▼▼▼
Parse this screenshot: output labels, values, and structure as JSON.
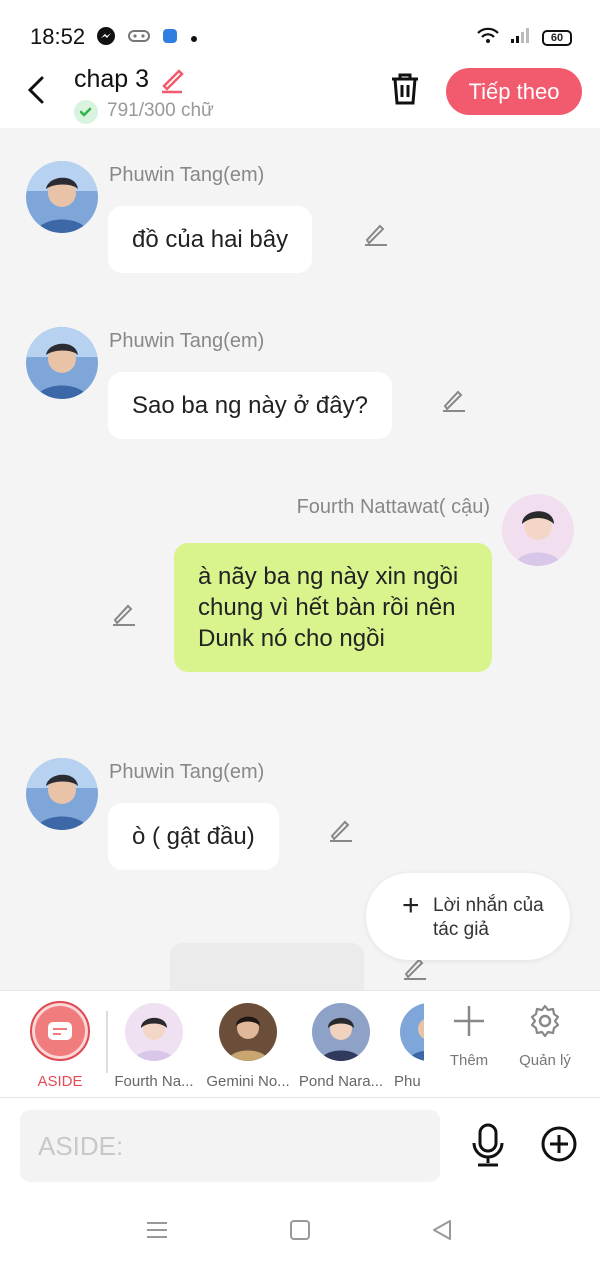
{
  "status_bar": {
    "time": "18:52",
    "battery": "60"
  },
  "header": {
    "title": "chap 3",
    "word_count": "791/300 chữ",
    "next_label": "Tiếp theo"
  },
  "messages": [
    {
      "name": "Phuwin Tang(em)",
      "text": "đồ của hai bây"
    },
    {
      "name": "Phuwin Tang(em)",
      "text": "Sao ba ng này ở đây?"
    },
    {
      "name": "Fourth Nattawat( cậu)",
      "text": "à nãy ba ng này xin ngồi chung vì hết bàn rồi nên Dunk nó cho ngồi"
    },
    {
      "name": "Phuwin Tang(em)",
      "text": "ò ( gật đầu)"
    }
  ],
  "author_note": {
    "label": "Lời nhắn của tác giả"
  },
  "characters": {
    "aside_label": "ASIDE",
    "items": [
      {
        "name": "Fourth Na..."
      },
      {
        "name": "Gemini No..."
      },
      {
        "name": "Pond Nara..."
      },
      {
        "name": "Phu"
      }
    ],
    "add_label": "Thêm",
    "manage_label": "Quản lý"
  },
  "composer": {
    "placeholder": "ASIDE:"
  },
  "colors": {
    "accent": "#f25a6e",
    "right_bubble": "#d9f38d",
    "aside": "#e24b57"
  }
}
▲▲▲
*WHAT TO WORK ON*
Search the listing above for the string "text". Copy every line that contains it.

*TASK ANSWER*
      "text": "đồ của hai bây"
      "text": "Sao ba ng này ở đây?"
      "text": "à nãy ba ng này xin ngồi chung vì hết bàn rồi nên Dunk nó cho ngồi"
      "text": "ò ( gật đầu)"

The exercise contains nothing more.